▶ [Job]: Across the data below, how many lines hold "true"? Answer with that number and nothing else.

Dataset items:
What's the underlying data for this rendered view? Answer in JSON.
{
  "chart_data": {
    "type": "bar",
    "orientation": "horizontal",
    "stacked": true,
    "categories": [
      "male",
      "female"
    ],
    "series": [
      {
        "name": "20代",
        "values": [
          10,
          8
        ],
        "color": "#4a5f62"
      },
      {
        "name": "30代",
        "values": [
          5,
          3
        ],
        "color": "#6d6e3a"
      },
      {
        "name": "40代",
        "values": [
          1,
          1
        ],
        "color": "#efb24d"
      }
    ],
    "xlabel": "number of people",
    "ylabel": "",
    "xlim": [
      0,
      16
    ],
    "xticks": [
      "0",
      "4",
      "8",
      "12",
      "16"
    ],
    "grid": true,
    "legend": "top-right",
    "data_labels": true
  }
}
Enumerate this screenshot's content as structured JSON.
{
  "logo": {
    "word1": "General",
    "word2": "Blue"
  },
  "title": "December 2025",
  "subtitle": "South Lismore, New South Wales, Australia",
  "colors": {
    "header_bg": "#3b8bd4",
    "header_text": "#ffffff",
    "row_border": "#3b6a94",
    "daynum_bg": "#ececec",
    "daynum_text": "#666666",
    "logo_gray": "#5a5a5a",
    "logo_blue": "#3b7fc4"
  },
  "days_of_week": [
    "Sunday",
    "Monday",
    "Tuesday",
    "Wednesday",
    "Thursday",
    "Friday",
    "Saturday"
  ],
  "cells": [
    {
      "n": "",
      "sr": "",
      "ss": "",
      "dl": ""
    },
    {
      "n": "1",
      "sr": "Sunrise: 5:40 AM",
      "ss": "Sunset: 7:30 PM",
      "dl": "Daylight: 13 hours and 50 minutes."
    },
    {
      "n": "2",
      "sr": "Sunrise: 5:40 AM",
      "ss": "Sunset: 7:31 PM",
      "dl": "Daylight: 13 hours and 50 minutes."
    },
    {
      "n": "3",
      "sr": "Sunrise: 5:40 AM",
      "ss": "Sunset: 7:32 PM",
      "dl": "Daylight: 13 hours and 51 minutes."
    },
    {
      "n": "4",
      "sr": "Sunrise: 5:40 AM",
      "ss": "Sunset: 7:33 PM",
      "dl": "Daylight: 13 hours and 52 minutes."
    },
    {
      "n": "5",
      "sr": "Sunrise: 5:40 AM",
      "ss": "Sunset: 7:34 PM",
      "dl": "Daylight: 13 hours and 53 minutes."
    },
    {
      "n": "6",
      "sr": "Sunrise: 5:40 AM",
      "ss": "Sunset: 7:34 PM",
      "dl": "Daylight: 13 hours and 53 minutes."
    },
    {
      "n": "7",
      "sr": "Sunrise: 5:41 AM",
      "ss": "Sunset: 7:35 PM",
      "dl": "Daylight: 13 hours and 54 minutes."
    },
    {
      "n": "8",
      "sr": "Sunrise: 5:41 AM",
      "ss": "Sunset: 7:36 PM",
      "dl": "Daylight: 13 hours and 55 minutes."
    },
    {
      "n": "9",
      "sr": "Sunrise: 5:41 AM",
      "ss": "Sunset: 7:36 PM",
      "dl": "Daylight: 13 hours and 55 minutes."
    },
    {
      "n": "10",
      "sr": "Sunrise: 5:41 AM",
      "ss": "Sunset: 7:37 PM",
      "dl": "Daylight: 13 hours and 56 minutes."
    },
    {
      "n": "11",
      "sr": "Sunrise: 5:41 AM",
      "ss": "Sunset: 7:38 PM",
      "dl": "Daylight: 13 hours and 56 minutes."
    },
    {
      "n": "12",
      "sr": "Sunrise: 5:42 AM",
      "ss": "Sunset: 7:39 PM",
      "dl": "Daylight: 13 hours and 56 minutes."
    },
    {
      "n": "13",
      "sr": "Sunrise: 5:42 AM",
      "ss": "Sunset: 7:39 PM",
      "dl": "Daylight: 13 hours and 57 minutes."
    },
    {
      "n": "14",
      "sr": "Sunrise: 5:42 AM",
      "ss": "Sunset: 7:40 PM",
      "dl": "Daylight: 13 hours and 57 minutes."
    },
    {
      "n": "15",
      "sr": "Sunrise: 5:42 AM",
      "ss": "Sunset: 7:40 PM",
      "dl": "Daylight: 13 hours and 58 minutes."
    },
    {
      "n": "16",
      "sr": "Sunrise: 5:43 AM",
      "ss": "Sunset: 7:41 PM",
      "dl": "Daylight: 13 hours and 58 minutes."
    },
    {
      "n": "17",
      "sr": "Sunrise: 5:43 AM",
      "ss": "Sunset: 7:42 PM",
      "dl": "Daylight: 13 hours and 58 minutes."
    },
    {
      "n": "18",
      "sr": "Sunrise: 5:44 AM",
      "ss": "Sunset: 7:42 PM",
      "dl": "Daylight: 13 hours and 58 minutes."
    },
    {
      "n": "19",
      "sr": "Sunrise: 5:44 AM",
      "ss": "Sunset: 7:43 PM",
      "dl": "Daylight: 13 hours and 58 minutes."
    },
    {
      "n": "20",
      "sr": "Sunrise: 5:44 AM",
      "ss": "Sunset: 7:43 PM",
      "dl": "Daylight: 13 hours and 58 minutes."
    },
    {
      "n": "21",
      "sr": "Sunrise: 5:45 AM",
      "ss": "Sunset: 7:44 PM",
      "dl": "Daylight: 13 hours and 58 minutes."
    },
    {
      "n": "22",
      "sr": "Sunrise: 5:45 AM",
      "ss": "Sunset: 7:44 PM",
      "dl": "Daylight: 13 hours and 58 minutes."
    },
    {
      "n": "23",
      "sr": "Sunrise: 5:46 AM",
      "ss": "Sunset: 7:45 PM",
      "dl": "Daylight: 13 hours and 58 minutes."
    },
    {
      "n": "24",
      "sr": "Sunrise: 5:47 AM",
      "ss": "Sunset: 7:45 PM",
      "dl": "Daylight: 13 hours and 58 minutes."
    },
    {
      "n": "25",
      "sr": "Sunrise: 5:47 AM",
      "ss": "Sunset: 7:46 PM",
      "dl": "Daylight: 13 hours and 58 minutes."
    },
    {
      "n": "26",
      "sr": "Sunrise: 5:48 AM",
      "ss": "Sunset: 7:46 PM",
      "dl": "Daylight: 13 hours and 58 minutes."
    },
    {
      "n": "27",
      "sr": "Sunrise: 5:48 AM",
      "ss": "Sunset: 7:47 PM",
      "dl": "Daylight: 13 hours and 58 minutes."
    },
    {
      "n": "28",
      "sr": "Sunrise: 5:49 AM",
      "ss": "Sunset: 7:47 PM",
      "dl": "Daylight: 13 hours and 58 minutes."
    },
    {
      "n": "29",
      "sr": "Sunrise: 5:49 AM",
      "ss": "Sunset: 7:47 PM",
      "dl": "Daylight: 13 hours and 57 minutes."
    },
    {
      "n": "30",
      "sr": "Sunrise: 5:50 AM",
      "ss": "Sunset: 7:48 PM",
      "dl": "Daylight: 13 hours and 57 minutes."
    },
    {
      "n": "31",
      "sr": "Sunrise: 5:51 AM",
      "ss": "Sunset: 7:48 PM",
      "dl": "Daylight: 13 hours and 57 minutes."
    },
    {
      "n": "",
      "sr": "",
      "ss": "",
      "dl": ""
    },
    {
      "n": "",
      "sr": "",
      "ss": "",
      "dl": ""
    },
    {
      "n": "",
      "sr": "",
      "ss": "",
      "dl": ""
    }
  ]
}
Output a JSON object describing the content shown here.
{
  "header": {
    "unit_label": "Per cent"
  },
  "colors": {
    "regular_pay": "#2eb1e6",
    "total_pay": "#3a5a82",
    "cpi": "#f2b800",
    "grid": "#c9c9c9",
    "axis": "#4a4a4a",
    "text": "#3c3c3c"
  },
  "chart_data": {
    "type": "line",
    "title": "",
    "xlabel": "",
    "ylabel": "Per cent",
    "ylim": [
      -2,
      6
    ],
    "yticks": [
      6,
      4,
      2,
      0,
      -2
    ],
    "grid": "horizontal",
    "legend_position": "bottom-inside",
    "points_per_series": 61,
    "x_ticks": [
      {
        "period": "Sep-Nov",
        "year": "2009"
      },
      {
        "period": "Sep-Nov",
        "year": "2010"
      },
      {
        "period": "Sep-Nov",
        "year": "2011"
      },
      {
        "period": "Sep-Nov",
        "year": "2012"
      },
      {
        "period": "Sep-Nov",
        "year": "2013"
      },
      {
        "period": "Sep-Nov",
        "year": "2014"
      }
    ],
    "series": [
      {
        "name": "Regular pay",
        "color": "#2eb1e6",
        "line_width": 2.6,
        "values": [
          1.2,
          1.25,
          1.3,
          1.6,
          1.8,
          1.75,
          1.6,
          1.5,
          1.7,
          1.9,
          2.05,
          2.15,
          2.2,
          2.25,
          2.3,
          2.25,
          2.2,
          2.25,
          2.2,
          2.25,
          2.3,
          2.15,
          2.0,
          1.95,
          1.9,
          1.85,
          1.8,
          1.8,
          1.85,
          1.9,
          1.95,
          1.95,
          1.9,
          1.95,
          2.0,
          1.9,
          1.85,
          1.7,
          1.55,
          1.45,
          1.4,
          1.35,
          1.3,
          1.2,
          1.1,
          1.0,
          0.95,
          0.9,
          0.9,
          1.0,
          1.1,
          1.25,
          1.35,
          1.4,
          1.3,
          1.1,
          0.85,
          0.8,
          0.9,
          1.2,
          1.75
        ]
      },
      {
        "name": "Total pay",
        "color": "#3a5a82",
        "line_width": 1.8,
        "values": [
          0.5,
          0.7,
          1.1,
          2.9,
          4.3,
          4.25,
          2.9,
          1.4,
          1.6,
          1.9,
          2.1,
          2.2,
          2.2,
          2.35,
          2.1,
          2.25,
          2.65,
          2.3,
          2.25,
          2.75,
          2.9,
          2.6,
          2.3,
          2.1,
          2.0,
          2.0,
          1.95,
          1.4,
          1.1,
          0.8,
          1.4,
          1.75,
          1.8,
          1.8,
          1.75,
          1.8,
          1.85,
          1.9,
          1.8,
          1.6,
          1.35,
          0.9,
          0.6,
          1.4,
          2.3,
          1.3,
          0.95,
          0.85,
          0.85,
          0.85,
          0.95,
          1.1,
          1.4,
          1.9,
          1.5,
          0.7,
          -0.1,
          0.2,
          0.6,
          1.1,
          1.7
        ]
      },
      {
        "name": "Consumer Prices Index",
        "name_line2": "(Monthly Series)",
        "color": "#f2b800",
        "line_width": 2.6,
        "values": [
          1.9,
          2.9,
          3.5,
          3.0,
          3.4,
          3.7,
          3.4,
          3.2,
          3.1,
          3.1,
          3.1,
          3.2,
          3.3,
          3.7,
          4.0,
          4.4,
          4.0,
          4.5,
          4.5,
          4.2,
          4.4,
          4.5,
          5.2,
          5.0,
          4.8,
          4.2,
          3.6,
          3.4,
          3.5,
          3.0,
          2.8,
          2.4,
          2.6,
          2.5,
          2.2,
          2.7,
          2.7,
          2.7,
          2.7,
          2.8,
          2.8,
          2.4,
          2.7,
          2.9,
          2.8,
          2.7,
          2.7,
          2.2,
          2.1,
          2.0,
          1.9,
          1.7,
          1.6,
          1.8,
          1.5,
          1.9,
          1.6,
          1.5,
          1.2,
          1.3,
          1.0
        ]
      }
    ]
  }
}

▶ [Exercise solution]: 3